Task directions. Copy out all the records exactly.

Raw data.
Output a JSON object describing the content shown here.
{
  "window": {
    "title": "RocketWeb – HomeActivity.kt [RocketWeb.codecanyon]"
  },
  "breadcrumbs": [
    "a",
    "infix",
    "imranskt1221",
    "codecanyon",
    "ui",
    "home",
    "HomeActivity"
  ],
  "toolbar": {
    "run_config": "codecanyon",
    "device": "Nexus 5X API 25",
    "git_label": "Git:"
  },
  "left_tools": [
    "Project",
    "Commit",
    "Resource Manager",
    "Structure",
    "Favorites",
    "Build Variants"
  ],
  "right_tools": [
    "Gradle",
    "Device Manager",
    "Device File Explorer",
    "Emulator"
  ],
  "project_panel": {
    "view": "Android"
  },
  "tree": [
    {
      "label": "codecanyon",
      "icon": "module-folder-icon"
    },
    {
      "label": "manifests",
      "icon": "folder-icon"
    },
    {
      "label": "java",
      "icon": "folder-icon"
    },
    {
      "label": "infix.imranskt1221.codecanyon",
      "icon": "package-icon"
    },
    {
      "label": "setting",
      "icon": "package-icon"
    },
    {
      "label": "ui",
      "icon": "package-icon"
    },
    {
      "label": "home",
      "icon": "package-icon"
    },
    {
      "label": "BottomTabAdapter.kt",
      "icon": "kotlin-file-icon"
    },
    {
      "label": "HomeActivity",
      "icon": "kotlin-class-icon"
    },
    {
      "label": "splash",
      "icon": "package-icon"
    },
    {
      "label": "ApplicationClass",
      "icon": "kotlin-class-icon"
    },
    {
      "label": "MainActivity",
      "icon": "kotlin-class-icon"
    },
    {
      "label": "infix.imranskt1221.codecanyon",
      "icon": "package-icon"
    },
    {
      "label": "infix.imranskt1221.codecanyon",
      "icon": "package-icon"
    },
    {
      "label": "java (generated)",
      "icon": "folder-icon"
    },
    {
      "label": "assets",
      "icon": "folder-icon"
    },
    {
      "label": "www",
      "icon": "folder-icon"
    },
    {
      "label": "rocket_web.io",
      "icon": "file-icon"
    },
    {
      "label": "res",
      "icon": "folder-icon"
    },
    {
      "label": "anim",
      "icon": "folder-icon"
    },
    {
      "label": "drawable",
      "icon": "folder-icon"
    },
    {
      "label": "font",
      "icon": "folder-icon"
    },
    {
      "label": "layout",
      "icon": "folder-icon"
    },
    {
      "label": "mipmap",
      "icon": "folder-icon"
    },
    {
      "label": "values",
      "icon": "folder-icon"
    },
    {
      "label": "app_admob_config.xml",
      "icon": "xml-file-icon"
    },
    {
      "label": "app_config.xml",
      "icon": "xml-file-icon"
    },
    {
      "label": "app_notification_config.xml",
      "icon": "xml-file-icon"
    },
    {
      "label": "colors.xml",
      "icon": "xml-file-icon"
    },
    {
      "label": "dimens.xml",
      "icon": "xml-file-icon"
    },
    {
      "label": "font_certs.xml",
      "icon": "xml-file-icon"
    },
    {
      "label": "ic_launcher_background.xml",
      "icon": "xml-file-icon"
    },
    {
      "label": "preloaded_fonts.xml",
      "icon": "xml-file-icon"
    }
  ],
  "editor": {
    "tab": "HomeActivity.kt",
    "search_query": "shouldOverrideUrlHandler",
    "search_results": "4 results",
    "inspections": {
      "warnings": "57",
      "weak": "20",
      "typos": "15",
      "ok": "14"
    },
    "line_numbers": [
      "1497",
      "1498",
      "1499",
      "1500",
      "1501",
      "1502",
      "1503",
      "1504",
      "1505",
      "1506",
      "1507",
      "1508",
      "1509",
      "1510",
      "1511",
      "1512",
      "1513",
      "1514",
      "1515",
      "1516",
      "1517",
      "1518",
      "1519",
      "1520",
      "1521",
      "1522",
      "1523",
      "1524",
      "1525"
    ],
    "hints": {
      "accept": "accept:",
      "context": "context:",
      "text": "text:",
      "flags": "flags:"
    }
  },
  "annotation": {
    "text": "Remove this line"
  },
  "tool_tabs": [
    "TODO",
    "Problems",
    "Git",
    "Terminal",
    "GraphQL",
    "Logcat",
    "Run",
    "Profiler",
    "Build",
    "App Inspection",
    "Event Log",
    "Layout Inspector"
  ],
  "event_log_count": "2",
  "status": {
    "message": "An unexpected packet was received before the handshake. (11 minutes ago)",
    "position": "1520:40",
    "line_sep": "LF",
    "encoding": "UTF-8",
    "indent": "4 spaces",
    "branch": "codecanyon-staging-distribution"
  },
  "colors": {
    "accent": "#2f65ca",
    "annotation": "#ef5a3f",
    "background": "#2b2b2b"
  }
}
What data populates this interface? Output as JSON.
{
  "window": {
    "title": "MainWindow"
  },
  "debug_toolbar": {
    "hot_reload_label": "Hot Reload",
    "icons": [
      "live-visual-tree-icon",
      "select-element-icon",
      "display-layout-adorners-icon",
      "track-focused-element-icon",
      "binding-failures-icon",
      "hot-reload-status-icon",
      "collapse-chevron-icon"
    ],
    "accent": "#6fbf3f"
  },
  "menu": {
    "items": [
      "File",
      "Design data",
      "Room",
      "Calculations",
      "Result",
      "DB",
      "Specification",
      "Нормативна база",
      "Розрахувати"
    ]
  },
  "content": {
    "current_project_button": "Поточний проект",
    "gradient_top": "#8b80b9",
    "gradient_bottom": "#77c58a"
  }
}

Expected answer.
Output a JSON object describing the content shown here.
{
  "window": {
    "title": "RocketWeb – HomeActivity.kt [RocketWeb.codecanyon]"
  },
  "breadcrumbs": [
    "a",
    "infix",
    "imranskt1221",
    "codecanyon",
    "ui",
    "home",
    "HomeActivity"
  ],
  "toolbar": {
    "run_config": "codecanyon",
    "device": "Nexus 5X API 25",
    "git_label": "Git:"
  },
  "left_tools": [
    "Project",
    "Commit",
    "Resource Manager",
    "Structure",
    "Favorites",
    "Build Variants"
  ],
  "right_tools": [
    "Gradle",
    "Device Manager",
    "Device File Explorer",
    "Emulator"
  ],
  "project_panel": {
    "view": "Android"
  },
  "tree": [
    {
      "label": "codecanyon",
      "icon": "module-folder-icon"
    },
    {
      "label": "manifests",
      "icon": "folder-icon"
    },
    {
      "label": "java",
      "icon": "folder-icon"
    },
    {
      "label": "infix.imranskt1221.codecanyon",
      "icon": "package-icon"
    },
    {
      "label": "setting",
      "icon": "package-icon"
    },
    {
      "label": "ui",
      "icon": "package-icon"
    },
    {
      "label": "home",
      "icon": "package-icon"
    },
    {
      "label": "BottomTabAdapter.kt",
      "icon": "kotlin-file-icon"
    },
    {
      "label": "HomeActivity",
      "icon": "kotlin-class-icon"
    },
    {
      "label": "splash",
      "icon": "package-icon"
    },
    {
      "label": "ApplicationClass",
      "icon": "kotlin-class-icon"
    },
    {
      "label": "MainActivity",
      "icon": "kotlin-class-icon"
    },
    {
      "label": "infix.imranskt1221.codecanyon",
      "icon": "package-icon"
    },
    {
      "label": "infix.imranskt1221.codecanyon",
      "icon": "package-icon"
    },
    {
      "label": "java (generated)",
      "icon": "folder-icon"
    },
    {
      "label": "assets",
      "icon": "folder-icon"
    },
    {
      "label": "www",
      "icon": "folder-icon"
    },
    {
      "label": "rocket_web.io",
      "icon": "file-icon"
    },
    {
      "label": "res",
      "icon": "folder-icon"
    },
    {
      "label": "anim",
      "icon": "folder-icon"
    },
    {
      "label": "drawable",
      "icon": "folder-icon"
    },
    {
      "label": "font",
      "icon": "folder-icon"
    },
    {
      "label": "layout",
      "icon": "folder-icon"
    },
    {
      "label": "mipmap",
      "icon": "folder-icon"
    },
    {
      "label": "values",
      "icon": "folder-icon"
    },
    {
      "label": "app_admob_config.xml",
      "icon": "xml-file-icon"
    },
    {
      "label": "app_config.xml",
      "icon": "xml-file-icon"
    },
    {
      "label": "app_notification_config.xml",
      "icon": "xml-file-icon"
    },
    {
      "label": "colors.xml",
      "icon": "xml-file-icon"
    },
    {
      "label": "dimens.xml",
      "icon": "xml-file-icon"
    },
    {
      "label": "font_certs.xml",
      "icon": "xml-file-icon"
    },
    {
      "label": "ic_launcher_background.xml",
      "icon": "xml-file-icon"
    },
    {
      "label": "preloaded_fonts.xml",
      "icon": "xml-file-icon"
    }
  ],
  "editor": {
    "tab": "HomeActivity.kt",
    "search_query": "shouldOverrideUrlHandler",
    "search_results": "4 results",
    "inspections": {
      "warnings": "57",
      "weak": "20",
      "typos": "15",
      "ok": "14"
    },
    "line_numbers": [
      "1497",
      "1498",
      "1499",
      "1500",
      "1501",
      "1502",
      "1503",
      "1504",
      "1505",
      "1506",
      "1507",
      "1508",
      "1509",
      "1510",
      "1511",
      "1512",
      "1513",
      "1514",
      "1515",
      "1516",
      "1517",
      "1518",
      "1519",
      "1520",
      "1521",
      "1522",
      "1523",
      "1524",
      "1525"
    ],
    "hints": {
      "accept": "accept:",
      "context": "context:",
      "text": "text:",
      "flags": "flags:"
    }
  },
  "annotation": {
    "text": "Remove this line"
  },
  "tool_tabs": [
    "TODO",
    "Problems",
    "Git",
    "Terminal",
    "GraphQL",
    "Logcat",
    "Run",
    "Profiler",
    "Build",
    "App Inspection",
    "Event Log",
    "Layout Inspector"
  ],
  "event_log_count": "2",
  "status": {
    "message": "An unexpected packet was received before the handshake. (11 minutes ago)",
    "position": "1520:40",
    "line_sep": "LF",
    "encoding": "UTF-8",
    "indent": "4 spaces",
    "branch": "codecanyon-staging-distribution"
  },
  "colors": {
    "accent": "#2f65ca",
    "annotation": "#ef5a3f",
    "background": "#2b2b2b"
  }
}
What data populates this interface? Output as JSON.
{
  "window": {
    "title": "MainWindow"
  },
  "debug_toolbar": {
    "hot_reload_label": "Hot Reload",
    "icons": [
      "live-visual-tree-icon",
      "select-element-icon",
      "display-layout-adorners-icon",
      "track-focused-element-icon",
      "binding-failures-icon",
      "hot-reload-status-icon",
      "collapse-chevron-icon"
    ],
    "accent": "#6fbf3f"
  },
  "menu": {
    "items": [
      "File",
      "Design data",
      "Room",
      "Calculations",
      "Result",
      "DB",
      "Specification",
      "Нормативна база",
      "Розрахувати"
    ]
  },
  "content": {
    "current_project_button": "Поточний проект",
    "gradient_top": "#8b80b9",
    "gradient_bottom": "#77c58a"
  }
}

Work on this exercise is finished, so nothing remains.